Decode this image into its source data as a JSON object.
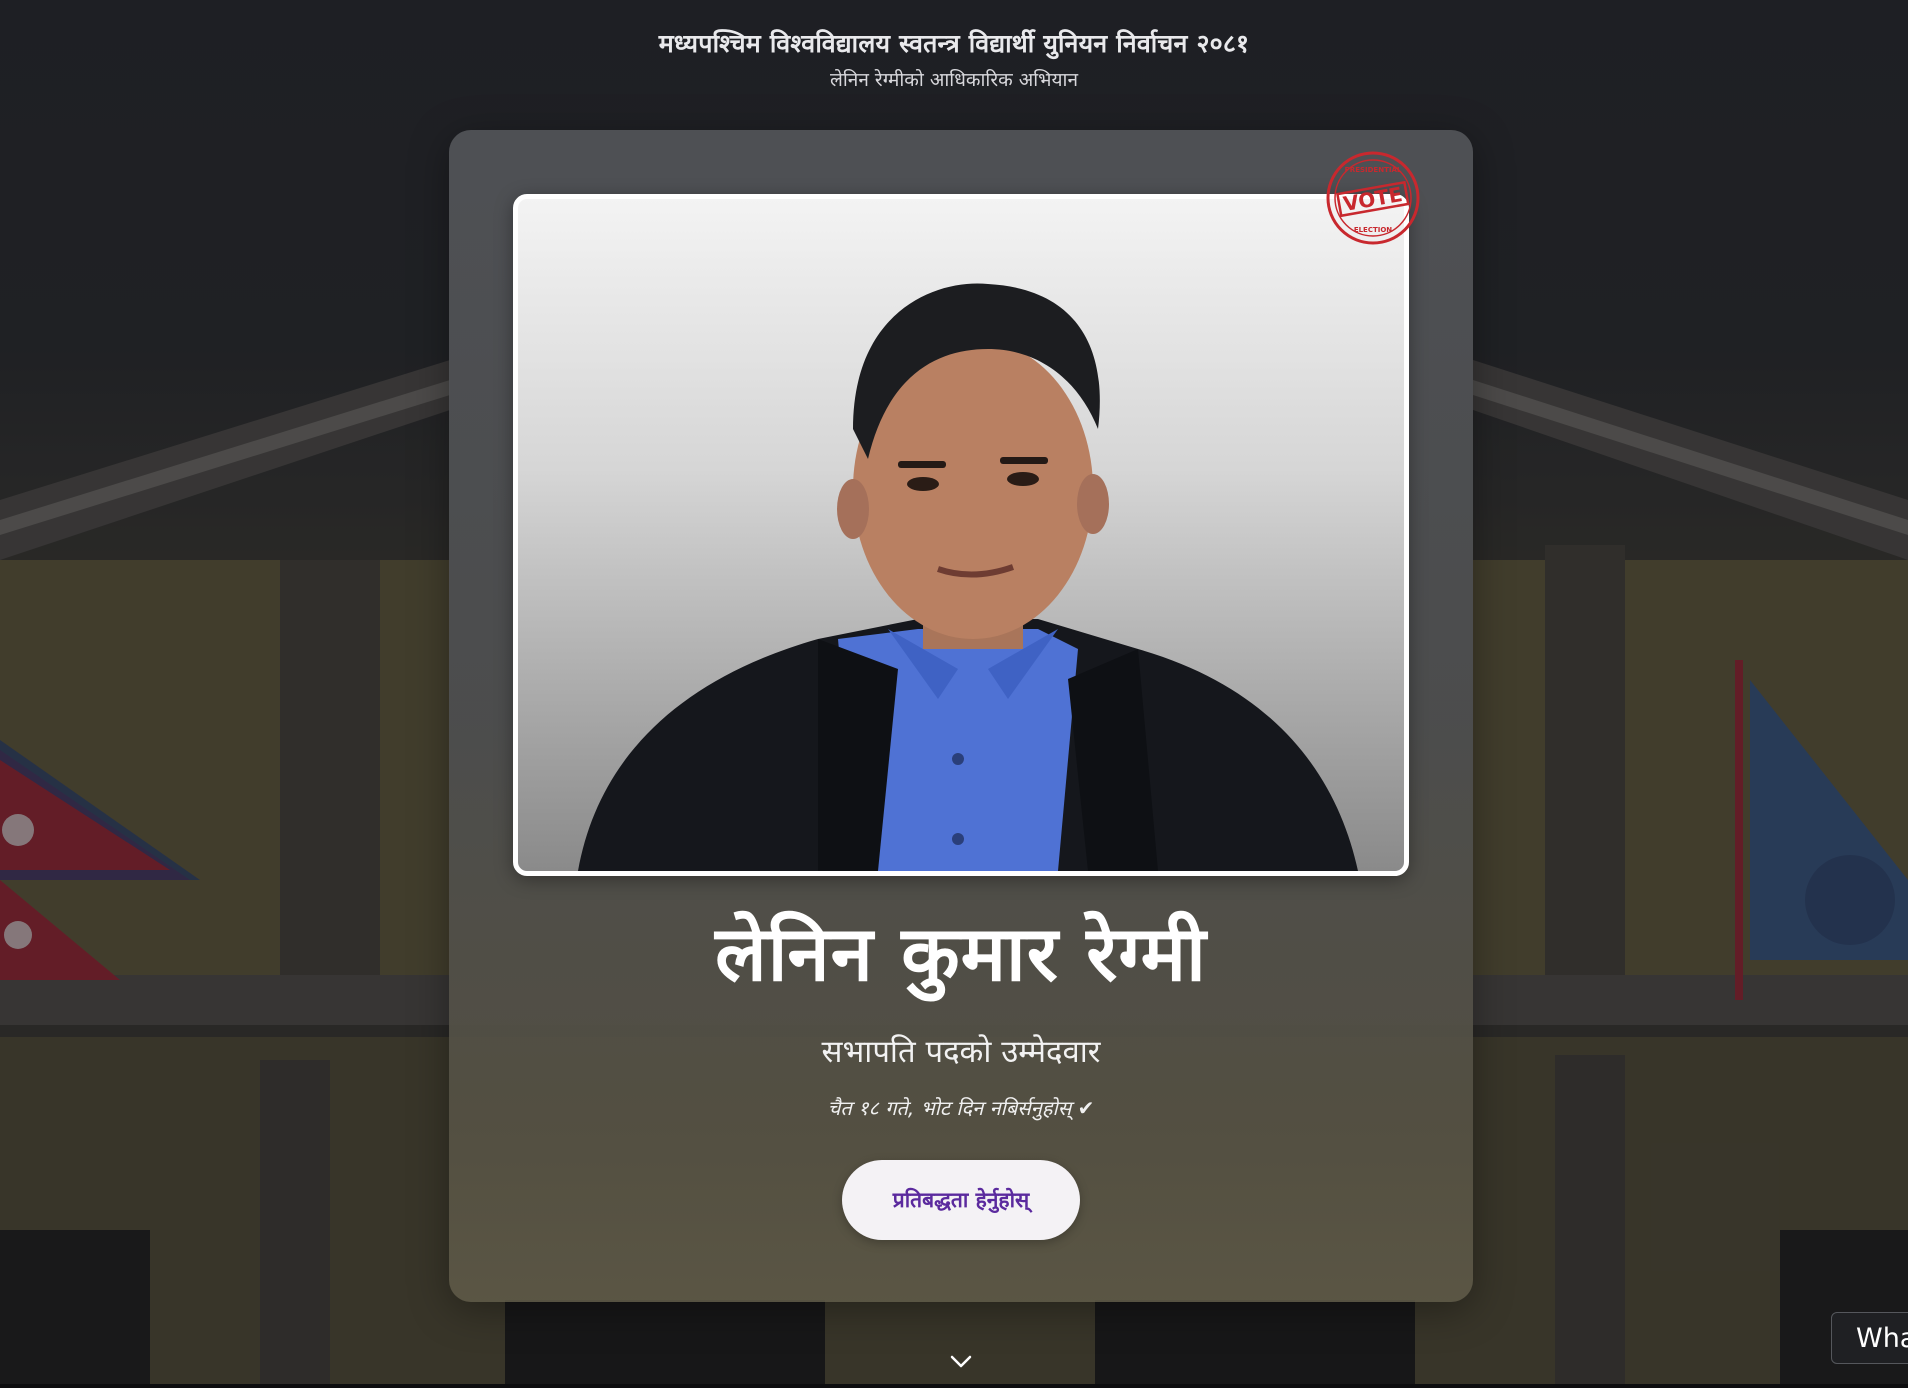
{
  "header": {
    "title": "मध्यपश्चिम विश्वविद्यालय स्वतन्त्र विद्यार्थी युनियन निर्वाचन २०८१",
    "subtitle": "लेनिन रेग्मीको आधिकारिक अभियान"
  },
  "stamp": {
    "top_text": "PRESIDENTIAL",
    "main_text": "VOTE",
    "bottom_text": "ELECTION",
    "color": "#c8282e"
  },
  "candidate": {
    "name": "लेनिन कुमार रेग्मी",
    "role": "सभापति पदको उम्मेदवार",
    "tagline": "चैत १८ गते, भोट दिन नबिर्सनुहोस् ✔"
  },
  "cta": {
    "label": "प्रतिबद्धता हेर्नुहोस्",
    "color": "#5b2a9e"
  },
  "whatsapp": {
    "label": "Wha"
  },
  "icons": {
    "scroll": "chevron-down-icon"
  }
}
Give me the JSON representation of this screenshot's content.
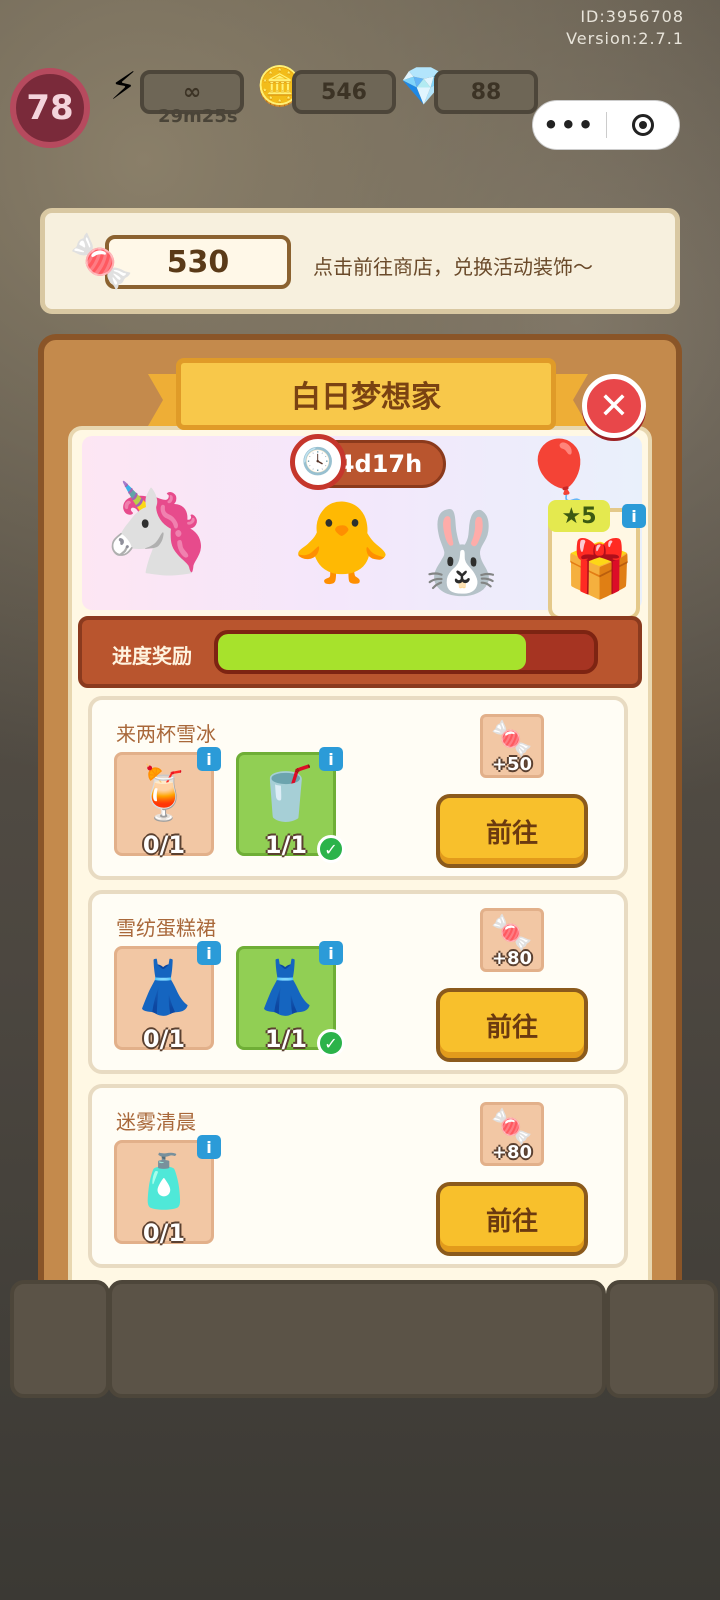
{
  "meta": {
    "id_text": "ID:3956708",
    "version_text": "Version:2.7.1"
  },
  "hud": {
    "level": "78",
    "energy": "∞",
    "energy_timer": "29m25s",
    "coins": "546",
    "gems": "88"
  },
  "banner": {
    "candy_count": "530",
    "hint": "点击前往商店，兑换活动装饰～"
  },
  "panel": {
    "title": "白日梦想家",
    "timer": "4d17h",
    "gift_stars": "5",
    "progress_label": "进度奖励",
    "progress_value": 0.82
  },
  "tasks": [
    {
      "title": "来两杯雪冰",
      "reward": "+50",
      "button": "前往",
      "items": [
        {
          "icon": "melon-soda-icon",
          "count": "0/1",
          "done": false
        },
        {
          "icon": "strawberry-milkshake-icon",
          "count": "1/1",
          "done": true
        }
      ]
    },
    {
      "title": "雪纺蛋糕裙",
      "reward": "+80",
      "button": "前往",
      "items": [
        {
          "icon": "white-dress-icon",
          "count": "0/1",
          "done": false
        },
        {
          "icon": "purple-dress-icon",
          "count": "1/1",
          "done": true
        }
      ]
    },
    {
      "title": "迷雾清晨",
      "reward": "+80",
      "button": "前往",
      "items": [
        {
          "icon": "pink-perfume-icon",
          "count": "0/1",
          "done": false
        }
      ]
    }
  ]
}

What you need to do: Write the material out again exactly as it appears, dropping the pictures.

Response below:
Decode this image into its source data as a JSON object.
{
  "header": {
    "title": "मध्यपश्चिम विश्वविद्यालय स्वतन्त्र विद्यार्थी युनियन निर्वाचन २०८१",
    "subtitle": "लेनिन रेग्मीको आधिकारिक अभियान"
  },
  "stamp": {
    "top_text": "PRESIDENTIAL",
    "main_text": "VOTE",
    "bottom_text": "ELECTION",
    "color": "#c8282e"
  },
  "candidate": {
    "name": "लेनिन कुमार रेग्मी",
    "role": "सभापति पदको उम्मेदवार",
    "tagline": "चैत १८ गते, भोट दिन नबिर्सनुहोस् ✔"
  },
  "cta": {
    "label": "प्रतिबद्धता हेर्नुहोस्",
    "color": "#5b2a9e"
  },
  "whatsapp": {
    "label": "Wha"
  },
  "icons": {
    "scroll": "chevron-down-icon"
  }
}
Give me the JSON representation of this screenshot's content.
{
  "meta": {
    "id_text": "ID:3956708",
    "version_text": "Version:2.7.1"
  },
  "hud": {
    "level": "78",
    "energy": "∞",
    "energy_timer": "29m25s",
    "coins": "546",
    "gems": "88"
  },
  "banner": {
    "candy_count": "530",
    "hint": "点击前往商店，兑换活动装饰～"
  },
  "panel": {
    "title": "白日梦想家",
    "timer": "4d17h",
    "gift_stars": "5",
    "progress_label": "进度奖励",
    "progress_value": 0.82
  },
  "tasks": [
    {
      "title": "来两杯雪冰",
      "reward": "+50",
      "button": "前往",
      "items": [
        {
          "icon": "melon-soda-icon",
          "count": "0/1",
          "done": false
        },
        {
          "icon": "strawberry-milkshake-icon",
          "count": "1/1",
          "done": true
        }
      ]
    },
    {
      "title": "雪纺蛋糕裙",
      "reward": "+80",
      "button": "前往",
      "items": [
        {
          "icon": "white-dress-icon",
          "count": "0/1",
          "done": false
        },
        {
          "icon": "purple-dress-icon",
          "count": "1/1",
          "done": true
        }
      ]
    },
    {
      "title": "迷雾清晨",
      "reward": "+80",
      "button": "前往",
      "items": [
        {
          "icon": "pink-perfume-icon",
          "count": "0/1",
          "done": false
        }
      ]
    }
  ]
}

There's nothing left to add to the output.